#### Set task
Transcribe all records exactly.
[Begin Data to process]
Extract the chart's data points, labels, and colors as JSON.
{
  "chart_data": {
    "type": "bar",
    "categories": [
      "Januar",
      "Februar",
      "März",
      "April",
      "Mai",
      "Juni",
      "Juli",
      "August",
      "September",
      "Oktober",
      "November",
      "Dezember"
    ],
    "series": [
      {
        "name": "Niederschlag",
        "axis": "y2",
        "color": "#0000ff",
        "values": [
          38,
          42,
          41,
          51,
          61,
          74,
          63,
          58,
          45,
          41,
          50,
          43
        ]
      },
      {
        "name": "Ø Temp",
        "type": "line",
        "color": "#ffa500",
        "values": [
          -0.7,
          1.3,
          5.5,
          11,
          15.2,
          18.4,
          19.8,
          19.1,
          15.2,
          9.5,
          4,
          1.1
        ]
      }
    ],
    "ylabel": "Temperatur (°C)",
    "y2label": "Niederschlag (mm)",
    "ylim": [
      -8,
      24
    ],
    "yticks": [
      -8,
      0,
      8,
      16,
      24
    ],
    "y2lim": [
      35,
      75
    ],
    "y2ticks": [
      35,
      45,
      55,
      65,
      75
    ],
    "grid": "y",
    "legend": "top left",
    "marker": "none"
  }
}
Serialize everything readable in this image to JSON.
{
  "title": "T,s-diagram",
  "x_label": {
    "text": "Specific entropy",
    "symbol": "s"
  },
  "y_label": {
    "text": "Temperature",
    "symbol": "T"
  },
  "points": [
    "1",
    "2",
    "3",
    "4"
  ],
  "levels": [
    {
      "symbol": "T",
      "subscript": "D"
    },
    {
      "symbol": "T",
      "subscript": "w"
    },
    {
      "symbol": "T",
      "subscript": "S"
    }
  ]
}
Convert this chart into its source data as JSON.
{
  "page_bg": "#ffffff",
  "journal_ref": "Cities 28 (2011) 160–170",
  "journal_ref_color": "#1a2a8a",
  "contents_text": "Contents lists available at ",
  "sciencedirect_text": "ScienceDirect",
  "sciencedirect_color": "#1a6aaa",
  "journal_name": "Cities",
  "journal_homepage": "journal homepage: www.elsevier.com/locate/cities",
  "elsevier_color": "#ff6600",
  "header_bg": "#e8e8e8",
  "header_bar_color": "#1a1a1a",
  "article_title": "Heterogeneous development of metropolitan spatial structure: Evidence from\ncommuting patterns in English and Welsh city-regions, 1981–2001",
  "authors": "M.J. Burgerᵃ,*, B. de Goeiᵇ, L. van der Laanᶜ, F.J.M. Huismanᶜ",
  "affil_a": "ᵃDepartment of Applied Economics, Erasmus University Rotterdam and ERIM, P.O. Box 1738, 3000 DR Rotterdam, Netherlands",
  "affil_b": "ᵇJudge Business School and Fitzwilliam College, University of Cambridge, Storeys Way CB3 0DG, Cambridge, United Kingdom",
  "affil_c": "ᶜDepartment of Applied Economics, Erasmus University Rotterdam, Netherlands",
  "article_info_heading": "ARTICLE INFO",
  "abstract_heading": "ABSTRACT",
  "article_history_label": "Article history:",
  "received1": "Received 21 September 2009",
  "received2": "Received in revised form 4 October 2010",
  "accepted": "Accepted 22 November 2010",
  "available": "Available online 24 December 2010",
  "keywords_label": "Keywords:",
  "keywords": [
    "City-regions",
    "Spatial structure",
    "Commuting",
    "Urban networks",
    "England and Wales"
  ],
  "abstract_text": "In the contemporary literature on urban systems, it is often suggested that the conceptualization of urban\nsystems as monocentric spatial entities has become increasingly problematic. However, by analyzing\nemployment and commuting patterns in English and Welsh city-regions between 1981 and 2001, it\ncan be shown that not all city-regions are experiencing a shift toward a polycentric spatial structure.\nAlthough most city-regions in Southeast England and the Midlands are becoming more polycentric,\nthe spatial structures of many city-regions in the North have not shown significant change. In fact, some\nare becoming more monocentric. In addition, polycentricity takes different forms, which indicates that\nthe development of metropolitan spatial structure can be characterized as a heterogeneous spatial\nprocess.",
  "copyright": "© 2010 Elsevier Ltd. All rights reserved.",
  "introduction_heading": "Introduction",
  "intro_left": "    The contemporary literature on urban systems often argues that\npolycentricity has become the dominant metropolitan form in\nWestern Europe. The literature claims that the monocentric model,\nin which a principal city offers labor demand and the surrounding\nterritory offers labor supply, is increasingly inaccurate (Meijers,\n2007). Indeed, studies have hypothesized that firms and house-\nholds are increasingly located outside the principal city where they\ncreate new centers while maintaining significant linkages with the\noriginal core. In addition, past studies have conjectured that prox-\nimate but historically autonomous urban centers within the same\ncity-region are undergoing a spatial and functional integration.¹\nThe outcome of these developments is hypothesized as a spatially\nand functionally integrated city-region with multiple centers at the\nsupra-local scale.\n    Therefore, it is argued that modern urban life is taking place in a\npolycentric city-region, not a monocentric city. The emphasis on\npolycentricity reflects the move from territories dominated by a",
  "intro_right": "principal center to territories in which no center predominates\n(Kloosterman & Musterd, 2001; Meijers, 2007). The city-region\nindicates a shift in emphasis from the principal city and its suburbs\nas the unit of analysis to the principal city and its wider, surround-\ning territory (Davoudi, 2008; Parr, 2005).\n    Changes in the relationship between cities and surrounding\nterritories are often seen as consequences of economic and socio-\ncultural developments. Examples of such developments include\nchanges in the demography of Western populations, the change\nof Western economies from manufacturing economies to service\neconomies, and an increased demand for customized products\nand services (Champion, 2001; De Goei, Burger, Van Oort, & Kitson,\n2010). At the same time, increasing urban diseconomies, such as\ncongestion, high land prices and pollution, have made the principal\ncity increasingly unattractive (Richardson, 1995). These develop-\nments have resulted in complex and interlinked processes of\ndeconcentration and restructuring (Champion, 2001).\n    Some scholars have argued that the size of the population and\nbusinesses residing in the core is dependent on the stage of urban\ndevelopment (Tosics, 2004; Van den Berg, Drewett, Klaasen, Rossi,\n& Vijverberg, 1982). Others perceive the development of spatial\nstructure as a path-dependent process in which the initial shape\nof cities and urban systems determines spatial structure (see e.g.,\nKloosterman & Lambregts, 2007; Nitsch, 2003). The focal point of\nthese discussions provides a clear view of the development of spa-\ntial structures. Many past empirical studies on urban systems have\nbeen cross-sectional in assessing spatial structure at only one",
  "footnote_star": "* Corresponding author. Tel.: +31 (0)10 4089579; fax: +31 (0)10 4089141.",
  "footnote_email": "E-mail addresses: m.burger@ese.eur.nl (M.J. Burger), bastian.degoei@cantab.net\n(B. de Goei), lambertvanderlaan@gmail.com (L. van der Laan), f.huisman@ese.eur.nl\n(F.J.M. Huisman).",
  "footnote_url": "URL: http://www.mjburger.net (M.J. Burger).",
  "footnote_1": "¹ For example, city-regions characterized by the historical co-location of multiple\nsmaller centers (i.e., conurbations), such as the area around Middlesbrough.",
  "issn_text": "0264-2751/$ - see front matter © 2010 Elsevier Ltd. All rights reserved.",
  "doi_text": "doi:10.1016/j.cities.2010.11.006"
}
[End Data to process]
#### Output below
Extract the chart's data points, labels, and colors as JSON.
{
  "chart_data": {
    "type": "bar",
    "categories": [
      "Januar",
      "Februar",
      "März",
      "April",
      "Mai",
      "Juni",
      "Juli",
      "August",
      "September",
      "Oktober",
      "November",
      "Dezember"
    ],
    "series": [
      {
        "name": "Niederschlag",
        "axis": "y2",
        "color": "#0000ff",
        "values": [
          38,
          42,
          41,
          51,
          61,
          74,
          63,
          58,
          45,
          41,
          50,
          43
        ]
      },
      {
        "name": "Ø Temp",
        "type": "line",
        "color": "#ffa500",
        "values": [
          -0.7,
          1.3,
          5.5,
          11,
          15.2,
          18.4,
          19.8,
          19.1,
          15.2,
          9.5,
          4,
          1.1
        ]
      }
    ],
    "ylabel": "Temperatur (°C)",
    "y2label": "Niederschlag (mm)",
    "ylim": [
      -8,
      24
    ],
    "yticks": [
      -8,
      0,
      8,
      16,
      24
    ],
    "y2lim": [
      35,
      75
    ],
    "y2ticks": [
      35,
      45,
      55,
      65,
      75
    ],
    "grid": "y",
    "legend": "top left",
    "marker": "none"
  }
}
Serialize everything readable in this image to JSON.
{
  "title": "T,s-diagram",
  "x_label": {
    "text": "Specific entropy",
    "symbol": "s"
  },
  "y_label": {
    "text": "Temperature",
    "symbol": "T"
  },
  "points": [
    "1",
    "2",
    "3",
    "4"
  ],
  "levels": [
    {
      "symbol": "T",
      "subscript": "D"
    },
    {
      "symbol": "T",
      "subscript": "w"
    },
    {
      "symbol": "T",
      "subscript": "S"
    }
  ]
}
Convert this chart into its source data as JSON.
{
  "page_bg": "#ffffff",
  "journal_ref": "Cities 28 (2011) 160–170",
  "journal_ref_color": "#1a2a8a",
  "contents_text": "Contents lists available at ",
  "sciencedirect_text": "ScienceDirect",
  "sciencedirect_color": "#1a6aaa",
  "journal_name": "Cities",
  "journal_homepage": "journal homepage: www.elsevier.com/locate/cities",
  "elsevier_color": "#ff6600",
  "header_bg": "#e8e8e8",
  "header_bar_color": "#1a1a1a",
  "article_title": "Heterogeneous development of metropolitan spatial structure: Evidence from\ncommuting patterns in English and Welsh city-regions, 1981–2001",
  "authors": "M.J. Burgerᵃ,*, B. de Goeiᵇ, L. van der Laanᶜ, F.J.M. Huismanᶜ",
  "affil_a": "ᵃDepartment of Applied Economics, Erasmus University Rotterdam and ERIM, P.O. Box 1738, 3000 DR Rotterdam, Netherlands",
  "affil_b": "ᵇJudge Business School and Fitzwilliam College, University of Cambridge, Storeys Way CB3 0DG, Cambridge, United Kingdom",
  "affil_c": "ᶜDepartment of Applied Economics, Erasmus University Rotterdam, Netherlands",
  "article_info_heading": "ARTICLE INFO",
  "abstract_heading": "ABSTRACT",
  "article_history_label": "Article history:",
  "received1": "Received 21 September 2009",
  "received2": "Received in revised form 4 October 2010",
  "accepted": "Accepted 22 November 2010",
  "available": "Available online 24 December 2010",
  "keywords_label": "Keywords:",
  "keywords": [
    "City-regions",
    "Spatial structure",
    "Commuting",
    "Urban networks",
    "England and Wales"
  ],
  "abstract_text": "In the contemporary literature on urban systems, it is often suggested that the conceptualization of urban\nsystems as monocentric spatial entities has become increasingly problematic. However, by analyzing\nemployment and commuting patterns in English and Welsh city-regions between 1981 and 2001, it\ncan be shown that not all city-regions are experiencing a shift toward a polycentric spatial structure.\nAlthough most city-regions in Southeast England and the Midlands are becoming more polycentric,\nthe spatial structures of many city-regions in the North have not shown significant change. In fact, some\nare becoming more monocentric. In addition, polycentricity takes different forms, which indicates that\nthe development of metropolitan spatial structure can be characterized as a heterogeneous spatial\nprocess.",
  "copyright": "© 2010 Elsevier Ltd. All rights reserved.",
  "introduction_heading": "Introduction",
  "intro_left": "    The contemporary literature on urban systems often argues that\npolycentricity has become the dominant metropolitan form in\nWestern Europe. The literature claims that the monocentric model,\nin which a principal city offers labor demand and the surrounding\nterritory offers labor supply, is increasingly inaccurate (Meijers,\n2007). Indeed, studies have hypothesized that firms and house-\nholds are increasingly located outside the principal city where they\ncreate new centers while maintaining significant linkages with the\noriginal core. In addition, past studies have conjectured that prox-\nimate but historically autonomous urban centers within the same\ncity-region are undergoing a spatial and functional integration.¹\nThe outcome of these developments is hypothesized as a spatially\nand functionally integrated city-region with multiple centers at the\nsupra-local scale.\n    Therefore, it is argued that modern urban life is taking place in a\npolycentric city-region, not a monocentric city. The emphasis on\npolycentricity reflects the move from territories dominated by a",
  "intro_right": "principal center to territories in which no center predominates\n(Kloosterman & Musterd, 2001; Meijers, 2007). The city-region\nindicates a shift in emphasis from the principal city and its suburbs\nas the unit of analysis to the principal city and its wider, surround-\ning territory (Davoudi, 2008; Parr, 2005).\n    Changes in the relationship between cities and surrounding\nterritories are often seen as consequences of economic and socio-\ncultural developments. Examples of such developments include\nchanges in the demography of Western populations, the change\nof Western economies from manufacturing economies to service\neconomies, and an increased demand for customized products\nand services (Champion, 2001; De Goei, Burger, Van Oort, & Kitson,\n2010). At the same time, increasing urban diseconomies, such as\ncongestion, high land prices and pollution, have made the principal\ncity increasingly unattractive (Richardson, 1995). These develop-\nments have resulted in complex and interlinked processes of\ndeconcentration and restructuring (Champion, 2001).\n    Some scholars have argued that the size of the population and\nbusinesses residing in the core is dependent on the stage of urban\ndevelopment (Tosics, 2004; Van den Berg, Drewett, Klaasen, Rossi,\n& Vijverberg, 1982). Others perceive the development of spatial\nstructure as a path-dependent process in which the initial shape\nof cities and urban systems determines spatial structure (see e.g.,\nKloosterman & Lambregts, 2007; Nitsch, 2003). The focal point of\nthese discussions provides a clear view of the development of spa-\ntial structures. Many past empirical studies on urban systems have\nbeen cross-sectional in assessing spatial structure at only one",
  "footnote_star": "* Corresponding author. Tel.: +31 (0)10 4089579; fax: +31 (0)10 4089141.",
  "footnote_email": "E-mail addresses: m.burger@ese.eur.nl (M.J. Burger), bastian.degoei@cantab.net\n(B. de Goei), lambertvanderlaan@gmail.com (L. van der Laan), f.huisman@ese.eur.nl\n(F.J.M. Huisman).",
  "footnote_url": "URL: http://www.mjburger.net (M.J. Burger).",
  "footnote_1": "¹ For example, city-regions characterized by the historical co-location of multiple\nsmaller centers (i.e., conurbations), such as the area around Middlesbrough.",
  "issn_text": "0264-2751/$ - see front matter © 2010 Elsevier Ltd. All rights reserved.",
  "doi_text": "doi:10.1016/j.cities.2010.11.006"
}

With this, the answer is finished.